## What is required
Leave the pictures out, and retype all of the material exactly as written.

## Data for this exercise
>>>>

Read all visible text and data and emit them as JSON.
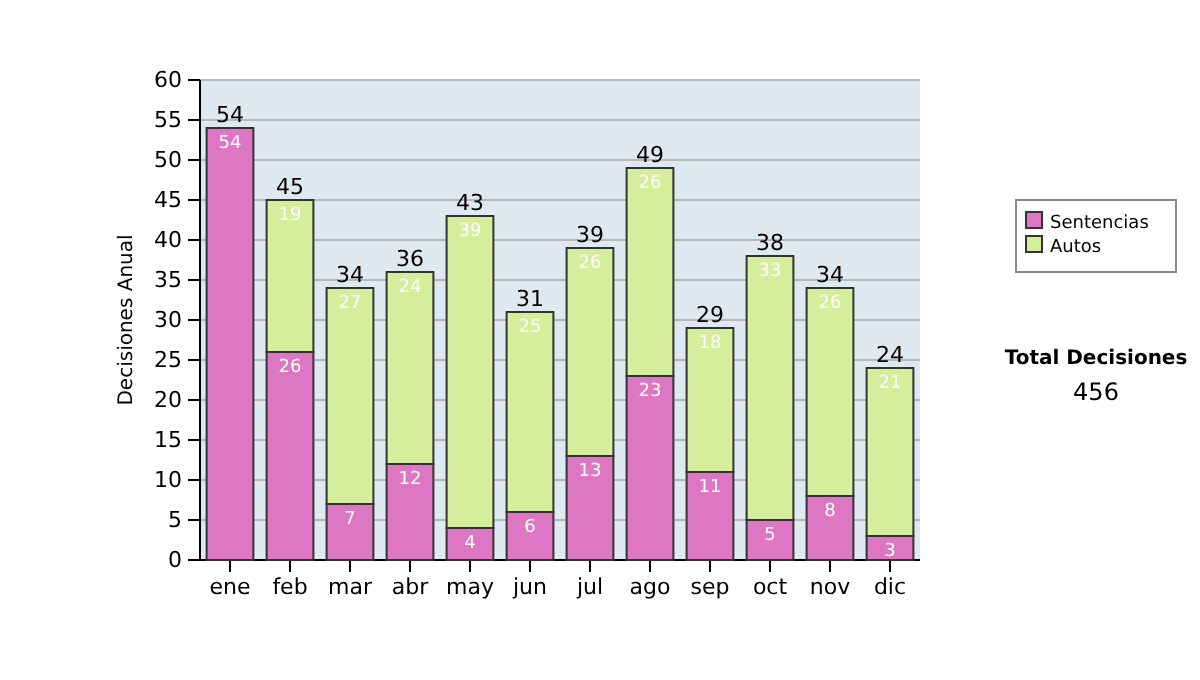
{
  "chart_data": {
    "type": "bar",
    "stacked": true,
    "ylabel": "Decisiones Anual",
    "categories": [
      "ene",
      "feb",
      "mar",
      "abr",
      "may",
      "jun",
      "jul",
      "ago",
      "sep",
      "oct",
      "nov",
      "dic"
    ],
    "series": [
      {
        "name": "Sentencias",
        "color": "#dd77c3",
        "values": [
          54,
          26,
          7,
          12,
          4,
          6,
          13,
          23,
          11,
          5,
          8,
          3
        ],
        "value_labels": [
          "54",
          "26",
          "7",
          "12",
          "4",
          "6",
          "13",
          "23",
          "11",
          "5",
          "8",
          "3"
        ]
      },
      {
        "name": "Autos",
        "color": "#d4ee9c",
        "values": [
          0,
          19,
          27,
          24,
          39,
          25,
          26,
          26,
          18,
          33,
          26,
          21
        ],
        "value_labels": [
          null,
          "19",
          "27",
          "24",
          "39",
          "25",
          "26",
          "26",
          "18",
          "33",
          "26",
          "21"
        ]
      }
    ],
    "totals": [
      "54",
      "45",
      "34",
      "36",
      "43",
      "31",
      "39",
      "49",
      "29",
      "38",
      "34",
      "24"
    ],
    "ylim": [
      0,
      60
    ],
    "yticks": [
      0,
      5,
      10,
      15,
      20,
      25,
      30,
      35,
      40,
      45,
      50,
      55,
      60
    ],
    "grid": "y",
    "legend": "right",
    "annotations": [
      "Total Decisiones",
      "456"
    ]
  }
}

<<<<

## Finished task
Read all visible text and data and emit them as JSON.
{
  "chart_data": {
    "type": "bar",
    "stacked": true,
    "ylabel": "Decisiones Anual",
    "categories": [
      "ene",
      "feb",
      "mar",
      "abr",
      "may",
      "jun",
      "jul",
      "ago",
      "sep",
      "oct",
      "nov",
      "dic"
    ],
    "series": [
      {
        "name": "Sentencias",
        "color": "#dd77c3",
        "values": [
          54,
          26,
          7,
          12,
          4,
          6,
          13,
          23,
          11,
          5,
          8,
          3
        ],
        "value_labels": [
          "54",
          "26",
          "7",
          "12",
          "4",
          "6",
          "13",
          "23",
          "11",
          "5",
          "8",
          "3"
        ]
      },
      {
        "name": "Autos",
        "color": "#d4ee9c",
        "values": [
          0,
          19,
          27,
          24,
          39,
          25,
          26,
          26,
          18,
          33,
          26,
          21
        ],
        "value_labels": [
          null,
          "19",
          "27",
          "24",
          "39",
          "25",
          "26",
          "26",
          "18",
          "33",
          "26",
          "21"
        ]
      }
    ],
    "totals": [
      "54",
      "45",
      "34",
      "36",
      "43",
      "31",
      "39",
      "49",
      "29",
      "38",
      "34",
      "24"
    ],
    "ylim": [
      0,
      60
    ],
    "yticks": [
      0,
      5,
      10,
      15,
      20,
      25,
      30,
      35,
      40,
      45,
      50,
      55,
      60
    ],
    "grid": "y",
    "legend": "right",
    "annotations": [
      "Total Decisiones",
      "456"
    ]
  }
}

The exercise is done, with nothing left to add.